═════ SUPPLIED RECORDS ═════
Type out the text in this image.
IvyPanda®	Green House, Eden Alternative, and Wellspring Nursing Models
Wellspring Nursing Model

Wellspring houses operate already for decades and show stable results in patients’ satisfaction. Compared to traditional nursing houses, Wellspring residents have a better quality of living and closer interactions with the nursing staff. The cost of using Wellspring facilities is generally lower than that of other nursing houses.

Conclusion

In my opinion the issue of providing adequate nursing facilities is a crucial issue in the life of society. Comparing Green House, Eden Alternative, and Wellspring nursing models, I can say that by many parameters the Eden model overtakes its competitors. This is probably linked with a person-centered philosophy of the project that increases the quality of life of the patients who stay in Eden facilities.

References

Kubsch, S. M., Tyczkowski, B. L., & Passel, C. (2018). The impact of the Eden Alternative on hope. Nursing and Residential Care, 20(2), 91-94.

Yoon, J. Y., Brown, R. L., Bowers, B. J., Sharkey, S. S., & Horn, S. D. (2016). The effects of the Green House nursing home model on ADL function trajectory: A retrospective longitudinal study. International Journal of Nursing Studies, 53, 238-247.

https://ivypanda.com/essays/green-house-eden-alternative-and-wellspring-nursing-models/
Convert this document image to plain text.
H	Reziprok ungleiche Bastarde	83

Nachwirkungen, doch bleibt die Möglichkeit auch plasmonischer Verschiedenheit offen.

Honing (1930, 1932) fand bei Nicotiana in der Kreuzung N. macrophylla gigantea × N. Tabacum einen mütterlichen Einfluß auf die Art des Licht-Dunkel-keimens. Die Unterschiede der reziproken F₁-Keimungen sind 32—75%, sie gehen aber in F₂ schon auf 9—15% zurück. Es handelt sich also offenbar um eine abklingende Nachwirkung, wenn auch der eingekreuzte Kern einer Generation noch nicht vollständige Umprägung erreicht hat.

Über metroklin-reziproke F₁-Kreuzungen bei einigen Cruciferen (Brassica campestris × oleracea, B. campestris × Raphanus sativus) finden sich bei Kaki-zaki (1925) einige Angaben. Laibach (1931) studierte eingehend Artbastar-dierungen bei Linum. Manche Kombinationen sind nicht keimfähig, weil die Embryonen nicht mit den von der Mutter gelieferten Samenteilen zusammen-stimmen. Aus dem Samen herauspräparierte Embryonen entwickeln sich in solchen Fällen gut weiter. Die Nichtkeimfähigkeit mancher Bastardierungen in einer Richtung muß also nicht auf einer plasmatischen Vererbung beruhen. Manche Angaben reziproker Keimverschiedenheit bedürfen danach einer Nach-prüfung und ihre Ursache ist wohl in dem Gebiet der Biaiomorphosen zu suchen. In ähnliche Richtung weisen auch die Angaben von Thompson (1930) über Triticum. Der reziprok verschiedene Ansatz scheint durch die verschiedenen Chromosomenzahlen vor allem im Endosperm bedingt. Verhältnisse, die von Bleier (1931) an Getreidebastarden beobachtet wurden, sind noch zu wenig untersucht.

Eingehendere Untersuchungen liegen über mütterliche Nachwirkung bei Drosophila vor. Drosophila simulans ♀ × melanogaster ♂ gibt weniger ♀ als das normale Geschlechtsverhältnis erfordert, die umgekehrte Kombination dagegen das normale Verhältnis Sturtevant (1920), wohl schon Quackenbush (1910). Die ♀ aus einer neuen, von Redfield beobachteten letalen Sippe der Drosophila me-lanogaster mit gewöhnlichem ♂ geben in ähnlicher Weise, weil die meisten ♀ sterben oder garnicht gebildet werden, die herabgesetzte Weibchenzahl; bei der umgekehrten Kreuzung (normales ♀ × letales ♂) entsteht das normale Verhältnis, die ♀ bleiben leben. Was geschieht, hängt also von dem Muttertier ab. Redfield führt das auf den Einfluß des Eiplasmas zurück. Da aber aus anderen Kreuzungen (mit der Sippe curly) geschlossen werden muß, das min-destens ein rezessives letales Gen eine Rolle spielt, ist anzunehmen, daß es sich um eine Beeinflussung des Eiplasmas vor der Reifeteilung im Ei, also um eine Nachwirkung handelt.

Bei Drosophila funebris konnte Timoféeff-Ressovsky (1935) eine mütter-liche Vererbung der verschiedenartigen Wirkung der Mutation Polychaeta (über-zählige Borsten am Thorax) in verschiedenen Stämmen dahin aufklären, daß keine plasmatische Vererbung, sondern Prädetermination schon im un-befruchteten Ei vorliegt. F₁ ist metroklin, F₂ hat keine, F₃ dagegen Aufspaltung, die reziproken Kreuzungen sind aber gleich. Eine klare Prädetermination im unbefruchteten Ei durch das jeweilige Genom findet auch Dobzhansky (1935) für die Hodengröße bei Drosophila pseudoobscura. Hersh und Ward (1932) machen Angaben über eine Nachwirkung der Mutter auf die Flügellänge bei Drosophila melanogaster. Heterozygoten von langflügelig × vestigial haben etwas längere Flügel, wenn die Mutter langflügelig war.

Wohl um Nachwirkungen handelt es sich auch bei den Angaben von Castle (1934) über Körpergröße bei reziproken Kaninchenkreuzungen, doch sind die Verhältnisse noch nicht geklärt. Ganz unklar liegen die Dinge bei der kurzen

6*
═════
WHAT YOU NEED TO DO » Write out each entry again, leaving every word as it is.

WRITTEN REPLY »
Type out the text in this image.
IvyPanda®	Green House, Eden Alternative, and Wellspring Nursing Models
Wellspring Nursing Model

Wellspring houses operate already for decades and show stable results in patients’ satisfaction. Compared to traditional nursing houses, Wellspring residents have a better quality of living and closer interactions with the nursing staff. The cost of using Wellspring facilities is generally lower than that of other nursing houses.

Conclusion

In my opinion the issue of providing adequate nursing facilities is a crucial issue in the life of society. Comparing Green House, Eden Alternative, and Wellspring nursing models, I can say that by many parameters the Eden model overtakes its competitors. This is probably linked with a person-centered philosophy of the project that increases the quality of life of the patients who stay in Eden facilities.

References

Kubsch, S. M., Tyczkowski, B. L., & Passel, C. (2018). The impact of the Eden Alternative on hope. Nursing and Residential Care, 20(2), 91-94.

Yoon, J. Y., Brown, R. L., Bowers, B. J., Sharkey, S. S., & Horn, S. D. (2016). The effects of the Green House nursing home model on ADL function trajectory: A retrospective longitudinal study. International Journal of Nursing Studies, 53, 238-247.

https://ivypanda.com/essays/green-house-eden-alternative-and-wellspring-nursing-models/
Convert this document image to plain text.
H	Reziprok ungleiche Bastarde	83

Nachwirkungen, doch bleibt die Möglichkeit auch plasmonischer Verschiedenheit offen.

Honing (1930, 1932) fand bei Nicotiana in der Kreuzung N. macrophylla gigantea × N. Tabacum einen mütterlichen Einfluß auf die Art des Licht-Dunkel-keimens. Die Unterschiede der reziproken F₁-Keimungen sind 32—75%, sie gehen aber in F₂ schon auf 9—15% zurück. Es handelt sich also offenbar um eine abklingende Nachwirkung, wenn auch der eingekreuzte Kern einer Generation noch nicht vollständige Umprägung erreicht hat.

Über metroklin-reziproke F₁-Kreuzungen bei einigen Cruciferen (Brassica campestris × oleracea, B. campestris × Raphanus sativus) finden sich bei Kaki-zaki (1925) einige Angaben. Laibach (1931) studierte eingehend Artbastar-dierungen bei Linum. Manche Kombinationen sind nicht keimfähig, weil die Embryonen nicht mit den von der Mutter gelieferten Samenteilen zusammen-stimmen. Aus dem Samen herauspräparierte Embryonen entwickeln sich in solchen Fällen gut weiter. Die Nichtkeimfähigkeit mancher Bastardierungen in einer Richtung muß also nicht auf einer plasmatischen Vererbung beruhen. Manche Angaben reziproker Keimverschiedenheit bedürfen danach einer Nach-prüfung und ihre Ursache ist wohl in dem Gebiet der Biaiomorphosen zu suchen. In ähnliche Richtung weisen auch die Angaben von Thompson (1930) über Triticum. Der reziprok verschiedene Ansatz scheint durch die verschiedenen Chromosomenzahlen vor allem im Endosperm bedingt. Verhältnisse, die von Bleier (1931) an Getreidebastarden beobachtet wurden, sind noch zu wenig untersucht.

Eingehendere Untersuchungen liegen über mütterliche Nachwirkung bei Drosophila vor. Drosophila simulans ♀ × melanogaster ♂ gibt weniger ♀ als das normale Geschlechtsverhältnis erfordert, die umgekehrte Kombination dagegen das normale Verhältnis Sturtevant (1920), wohl schon Quackenbush (1910). Die ♀ aus einer neuen, von Redfield beobachteten letalen Sippe der Drosophila me-lanogaster mit gewöhnlichem ♂ geben in ähnlicher Weise, weil die meisten ♀ sterben oder garnicht gebildet werden, die herabgesetzte Weibchenzahl; bei der umgekehrten Kreuzung (normales ♀ × letales ♂) entsteht das normale Verhältnis, die ♀ bleiben leben. Was geschieht, hängt also von dem Muttertier ab. Redfield führt das auf den Einfluß des Eiplasmas zurück. Da aber aus anderen Kreuzungen (mit der Sippe curly) geschlossen werden muß, das min-destens ein rezessives letales Gen eine Rolle spielt, ist anzunehmen, daß es sich um eine Beeinflussung des Eiplasmas vor der Reifeteilung im Ei, also um eine Nachwirkung handelt.

Bei Drosophila funebris konnte Timoféeff-Ressovsky (1935) eine mütter-liche Vererbung der verschiedenartigen Wirkung der Mutation Polychaeta (über-zählige Borsten am Thorax) in verschiedenen Stämmen dahin aufklären, daß keine plasmatische Vererbung, sondern Prädetermination schon im un-befruchteten Ei vorliegt. F₁ ist metroklin, F₂ hat keine, F₃ dagegen Aufspaltung, die reziproken Kreuzungen sind aber gleich. Eine klare Prädetermination im unbefruchteten Ei durch das jeweilige Genom findet auch Dobzhansky (1935) für die Hodengröße bei Drosophila pseudoobscura. Hersh und Ward (1932) machen Angaben über eine Nachwirkung der Mutter auf die Flügellänge bei Drosophila melanogaster. Heterozygoten von langflügelig × vestigial haben etwas längere Flügel, wenn die Mutter langflügelig war.

Wohl um Nachwirkungen handelt es sich auch bei den Angaben von Castle (1934) über Körpergröße bei reziproken Kaninchenkreuzungen, doch sind die Verhältnisse noch nicht geklärt. Ganz unklar liegen die Dinge bei der kurzen

6*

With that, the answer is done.